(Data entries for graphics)
■ ■ ■ ■

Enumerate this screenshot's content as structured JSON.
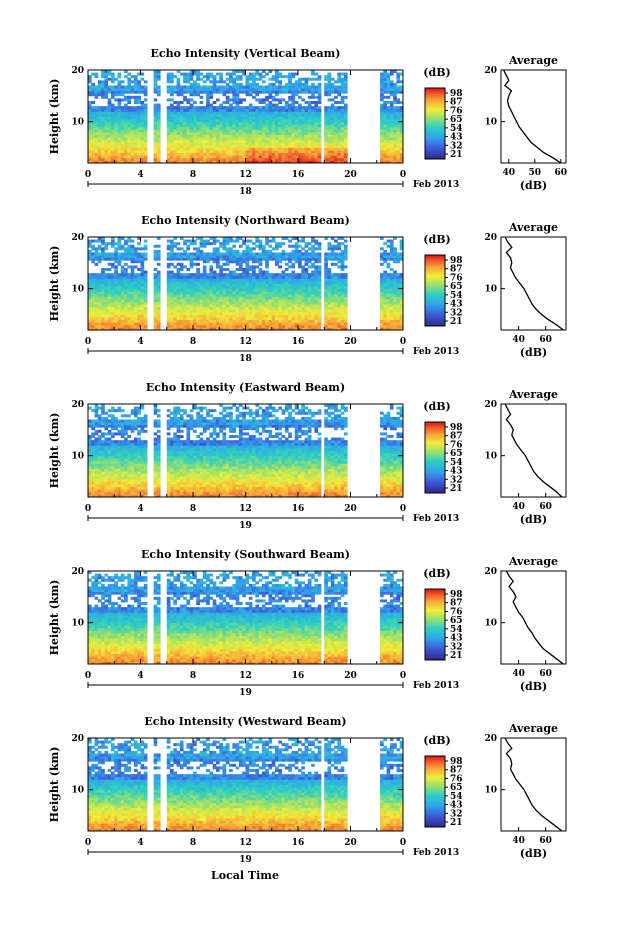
{
  "figure": {
    "xlabel": "Local Time",
    "month_label": "Feb 2013"
  },
  "chart_data": [
    {
      "type": "heatmap",
      "title": "Echo Intensity (Vertical Beam)",
      "ylabel": "Height (km)",
      "x_ticks": [
        "0",
        "4",
        "8",
        "12",
        "16",
        "20",
        "0"
      ],
      "y_ticks": [
        "20",
        "10"
      ],
      "ylim": [
        2,
        20
      ],
      "xlim": [
        0,
        24
      ],
      "date_label": "18",
      "colorbar": {
        "label": "(dB)",
        "ticks": [
          "98",
          "87",
          "76",
          "65",
          "54",
          "43",
          "32",
          "21"
        ]
      },
      "gaps": [
        [
          4.5,
          5.0
        ],
        [
          5.6,
          5.9
        ],
        [
          17.7,
          18.1
        ],
        [
          19.8,
          22.3
        ]
      ],
      "profile": {
        "title": "Average",
        "xlabel": "(dB)",
        "x_ticks": [
          "40",
          "50",
          "60"
        ],
        "y_ticks": [
          "20",
          "10"
        ],
        "xlim": [
          37,
          62
        ],
        "heights": [
          2,
          3,
          4,
          5,
          6,
          7,
          8,
          9,
          10,
          11,
          12,
          13,
          14,
          15,
          16,
          17,
          18,
          19,
          20
        ],
        "values": [
          60,
          57,
          53.5,
          51,
          48.5,
          47,
          45.5,
          44,
          43,
          42,
          41,
          40,
          39.5,
          40,
          41,
          38.5,
          40,
          39,
          38
        ]
      }
    },
    {
      "type": "heatmap",
      "title": "Echo Intensity (Northward Beam)",
      "ylabel": "Height (km)",
      "x_ticks": [
        "0",
        "4",
        "8",
        "12",
        "16",
        "20",
        "0"
      ],
      "y_ticks": [
        "20",
        "10"
      ],
      "ylim": [
        2,
        20
      ],
      "xlim": [
        0,
        24
      ],
      "date_label": "18",
      "colorbar": {
        "label": "(dB)",
        "ticks": [
          "98",
          "87",
          "76",
          "65",
          "54",
          "43",
          "32",
          "21"
        ]
      },
      "gaps": [
        [
          4.5,
          5.0
        ],
        [
          5.6,
          5.9
        ],
        [
          17.7,
          18.1
        ],
        [
          19.8,
          22.3
        ]
      ],
      "profile": {
        "title": "Average",
        "xlabel": "(dB)",
        "x_ticks": [
          "40",
          "60"
        ],
        "y_ticks": [
          "20",
          "10"
        ],
        "xlim": [
          27,
          75
        ],
        "heights": [
          2,
          3,
          4,
          5,
          6,
          7,
          8,
          9,
          10,
          11,
          12,
          13,
          14,
          15,
          16,
          17,
          18,
          19,
          20
        ],
        "values": [
          73,
          68,
          62,
          57,
          53,
          50,
          48,
          46,
          44,
          41,
          38,
          36,
          34,
          35,
          34,
          31,
          35,
          32,
          30
        ]
      }
    },
    {
      "type": "heatmap",
      "title": "Echo Intensity (Eastward Beam)",
      "ylabel": "Height (km)",
      "x_ticks": [
        "0",
        "4",
        "8",
        "12",
        "16",
        "20",
        "0"
      ],
      "y_ticks": [
        "20",
        "10"
      ],
      "ylim": [
        2,
        20
      ],
      "xlim": [
        0,
        24
      ],
      "date_label": "19",
      "colorbar": {
        "label": "(dB)",
        "ticks": [
          "98",
          "87",
          "76",
          "65",
          "54",
          "43",
          "32",
          "21"
        ]
      },
      "gaps": [
        [
          4.5,
          5.0
        ],
        [
          5.6,
          5.9
        ],
        [
          17.7,
          18.1
        ],
        [
          19.8,
          22.3
        ]
      ],
      "profile": {
        "title": "Average",
        "xlabel": "(dB)",
        "x_ticks": [
          "40",
          "60"
        ],
        "y_ticks": [
          "20",
          "10"
        ],
        "xlim": [
          27,
          75
        ],
        "heights": [
          2,
          3,
          4,
          5,
          6,
          7,
          8,
          9,
          10,
          11,
          12,
          13,
          14,
          15,
          16,
          17,
          18,
          19,
          20
        ],
        "values": [
          72,
          68,
          63,
          58,
          54,
          51,
          49,
          47,
          45,
          42,
          39,
          37,
          35,
          36,
          34,
          31,
          34,
          32,
          30
        ]
      }
    },
    {
      "type": "heatmap",
      "title": "Echo Intensity (Southward Beam)",
      "ylabel": "Height (km)",
      "x_ticks": [
        "0",
        "4",
        "8",
        "12",
        "16",
        "20",
        "0"
      ],
      "y_ticks": [
        "20",
        "10"
      ],
      "ylim": [
        2,
        20
      ],
      "xlim": [
        0,
        24
      ],
      "date_label": "19",
      "colorbar": {
        "label": "(dB)",
        "ticks": [
          "98",
          "87",
          "76",
          "65",
          "54",
          "43",
          "32",
          "21"
        ]
      },
      "gaps": [
        [
          4.5,
          5.0
        ],
        [
          5.6,
          5.9
        ],
        [
          17.7,
          18.1
        ],
        [
          19.8,
          22.3
        ]
      ],
      "profile": {
        "title": "Average",
        "xlabel": "(dB)",
        "x_ticks": [
          "40",
          "60"
        ],
        "y_ticks": [
          "20",
          "10"
        ],
        "xlim": [
          27,
          75
        ],
        "heights": [
          2,
          3,
          4,
          5,
          6,
          7,
          8,
          9,
          10,
          11,
          12,
          13,
          14,
          15,
          16,
          17,
          18,
          19,
          20
        ],
        "values": [
          73,
          68,
          63,
          58,
          55,
          52,
          50,
          47,
          45,
          43,
          40,
          38,
          36,
          38,
          36,
          33,
          36,
          33,
          31
        ]
      }
    },
    {
      "type": "heatmap",
      "title": "Echo Intensity (Westward Beam)",
      "ylabel": "Height (km)",
      "x_ticks": [
        "0",
        "4",
        "8",
        "12",
        "16",
        "20",
        "0"
      ],
      "y_ticks": [
        "20",
        "10"
      ],
      "ylim": [
        2,
        20
      ],
      "xlim": [
        0,
        24
      ],
      "date_label": "19",
      "colorbar": {
        "label": "(dB)",
        "ticks": [
          "98",
          "87",
          "76",
          "65",
          "54",
          "43",
          "32",
          "21"
        ]
      },
      "gaps": [
        [
          4.5,
          5.0
        ],
        [
          5.6,
          5.9
        ],
        [
          17.7,
          18.1
        ],
        [
          19.8,
          22.3
        ]
      ],
      "profile": {
        "title": "Average",
        "xlabel": "(dB)",
        "x_ticks": [
          "40",
          "60"
        ],
        "y_ticks": [
          "20",
          "10"
        ],
        "xlim": [
          27,
          75
        ],
        "heights": [
          2,
          3,
          4,
          5,
          6,
          7,
          8,
          9,
          10,
          11,
          12,
          13,
          14,
          15,
          16,
          17,
          18,
          19,
          20
        ],
        "values": [
          72,
          67,
          62,
          57,
          53,
          50,
          48,
          46,
          44,
          41,
          38,
          36,
          34,
          35,
          34,
          31,
          35,
          32,
          30
        ]
      }
    }
  ]
}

■ ■ ■ ■

### Written exercise:
Write out each line again precisely as it appears, skipping every picture.

### The response:
Enumerate this screenshot's content as structured JSON.
{
  "figure": {
    "xlabel": "Local Time",
    "month_label": "Feb 2013"
  },
  "chart_data": [
    {
      "type": "heatmap",
      "title": "Echo Intensity (Vertical Beam)",
      "ylabel": "Height (km)",
      "x_ticks": [
        "0",
        "4",
        "8",
        "12",
        "16",
        "20",
        "0"
      ],
      "y_ticks": [
        "20",
        "10"
      ],
      "ylim": [
        2,
        20
      ],
      "xlim": [
        0,
        24
      ],
      "date_label": "18",
      "colorbar": {
        "label": "(dB)",
        "ticks": [
          "98",
          "87",
          "76",
          "65",
          "54",
          "43",
          "32",
          "21"
        ]
      },
      "gaps": [
        [
          4.5,
          5.0
        ],
        [
          5.6,
          5.9
        ],
        [
          17.7,
          18.1
        ],
        [
          19.8,
          22.3
        ]
      ],
      "profile": {
        "title": "Average",
        "xlabel": "(dB)",
        "x_ticks": [
          "40",
          "50",
          "60"
        ],
        "y_ticks": [
          "20",
          "10"
        ],
        "xlim": [
          37,
          62
        ],
        "heights": [
          2,
          3,
          4,
          5,
          6,
          7,
          8,
          9,
          10,
          11,
          12,
          13,
          14,
          15,
          16,
          17,
          18,
          19,
          20
        ],
        "values": [
          60,
          57,
          53.5,
          51,
          48.5,
          47,
          45.5,
          44,
          43,
          42,
          41,
          40,
          39.5,
          40,
          41,
          38.5,
          40,
          39,
          38
        ]
      }
    },
    {
      "type": "heatmap",
      "title": "Echo Intensity (Northward Beam)",
      "ylabel": "Height (km)",
      "x_ticks": [
        "0",
        "4",
        "8",
        "12",
        "16",
        "20",
        "0"
      ],
      "y_ticks": [
        "20",
        "10"
      ],
      "ylim": [
        2,
        20
      ],
      "xlim": [
        0,
        24
      ],
      "date_label": "18",
      "colorbar": {
        "label": "(dB)",
        "ticks": [
          "98",
          "87",
          "76",
          "65",
          "54",
          "43",
          "32",
          "21"
        ]
      },
      "gaps": [
        [
          4.5,
          5.0
        ],
        [
          5.6,
          5.9
        ],
        [
          17.7,
          18.1
        ],
        [
          19.8,
          22.3
        ]
      ],
      "profile": {
        "title": "Average",
        "xlabel": "(dB)",
        "x_ticks": [
          "40",
          "60"
        ],
        "y_ticks": [
          "20",
          "10"
        ],
        "xlim": [
          27,
          75
        ],
        "heights": [
          2,
          3,
          4,
          5,
          6,
          7,
          8,
          9,
          10,
          11,
          12,
          13,
          14,
          15,
          16,
          17,
          18,
          19,
          20
        ],
        "values": [
          73,
          68,
          62,
          57,
          53,
          50,
          48,
          46,
          44,
          41,
          38,
          36,
          34,
          35,
          34,
          31,
          35,
          32,
          30
        ]
      }
    },
    {
      "type": "heatmap",
      "title": "Echo Intensity (Eastward Beam)",
      "ylabel": "Height (km)",
      "x_ticks": [
        "0",
        "4",
        "8",
        "12",
        "16",
        "20",
        "0"
      ],
      "y_ticks": [
        "20",
        "10"
      ],
      "ylim": [
        2,
        20
      ],
      "xlim": [
        0,
        24
      ],
      "date_label": "19",
      "colorbar": {
        "label": "(dB)",
        "ticks": [
          "98",
          "87",
          "76",
          "65",
          "54",
          "43",
          "32",
          "21"
        ]
      },
      "gaps": [
        [
          4.5,
          5.0
        ],
        [
          5.6,
          5.9
        ],
        [
          17.7,
          18.1
        ],
        [
          19.8,
          22.3
        ]
      ],
      "profile": {
        "title": "Average",
        "xlabel": "(dB)",
        "x_ticks": [
          "40",
          "60"
        ],
        "y_ticks": [
          "20",
          "10"
        ],
        "xlim": [
          27,
          75
        ],
        "heights": [
          2,
          3,
          4,
          5,
          6,
          7,
          8,
          9,
          10,
          11,
          12,
          13,
          14,
          15,
          16,
          17,
          18,
          19,
          20
        ],
        "values": [
          72,
          68,
          63,
          58,
          54,
          51,
          49,
          47,
          45,
          42,
          39,
          37,
          35,
          36,
          34,
          31,
          34,
          32,
          30
        ]
      }
    },
    {
      "type": "heatmap",
      "title": "Echo Intensity (Southward Beam)",
      "ylabel": "Height (km)",
      "x_ticks": [
        "0",
        "4",
        "8",
        "12",
        "16",
        "20",
        "0"
      ],
      "y_ticks": [
        "20",
        "10"
      ],
      "ylim": [
        2,
        20
      ],
      "xlim": [
        0,
        24
      ],
      "date_label": "19",
      "colorbar": {
        "label": "(dB)",
        "ticks": [
          "98",
          "87",
          "76",
          "65",
          "54",
          "43",
          "32",
          "21"
        ]
      },
      "gaps": [
        [
          4.5,
          5.0
        ],
        [
          5.6,
          5.9
        ],
        [
          17.7,
          18.1
        ],
        [
          19.8,
          22.3
        ]
      ],
      "profile": {
        "title": "Average",
        "xlabel": "(dB)",
        "x_ticks": [
          "40",
          "60"
        ],
        "y_ticks": [
          "20",
          "10"
        ],
        "xlim": [
          27,
          75
        ],
        "heights": [
          2,
          3,
          4,
          5,
          6,
          7,
          8,
          9,
          10,
          11,
          12,
          13,
          14,
          15,
          16,
          17,
          18,
          19,
          20
        ],
        "values": [
          73,
          68,
          63,
          58,
          55,
          52,
          50,
          47,
          45,
          43,
          40,
          38,
          36,
          38,
          36,
          33,
          36,
          33,
          31
        ]
      }
    },
    {
      "type": "heatmap",
      "title": "Echo Intensity (Westward Beam)",
      "ylabel": "Height (km)",
      "x_ticks": [
        "0",
        "4",
        "8",
        "12",
        "16",
        "20",
        "0"
      ],
      "y_ticks": [
        "20",
        "10"
      ],
      "ylim": [
        2,
        20
      ],
      "xlim": [
        0,
        24
      ],
      "date_label": "19",
      "colorbar": {
        "label": "(dB)",
        "ticks": [
          "98",
          "87",
          "76",
          "65",
          "54",
          "43",
          "32",
          "21"
        ]
      },
      "gaps": [
        [
          4.5,
          5.0
        ],
        [
          5.6,
          5.9
        ],
        [
          17.7,
          18.1
        ],
        [
          19.8,
          22.3
        ]
      ],
      "profile": {
        "title": "Average",
        "xlabel": "(dB)",
        "x_ticks": [
          "40",
          "60"
        ],
        "y_ticks": [
          "20",
          "10"
        ],
        "xlim": [
          27,
          75
        ],
        "heights": [
          2,
          3,
          4,
          5,
          6,
          7,
          8,
          9,
          10,
          11,
          12,
          13,
          14,
          15,
          16,
          17,
          18,
          19,
          20
        ],
        "values": [
          72,
          67,
          62,
          57,
          53,
          50,
          48,
          46,
          44,
          41,
          38,
          36,
          34,
          35,
          34,
          31,
          35,
          32,
          30
        ]
      }
    }
  ]
}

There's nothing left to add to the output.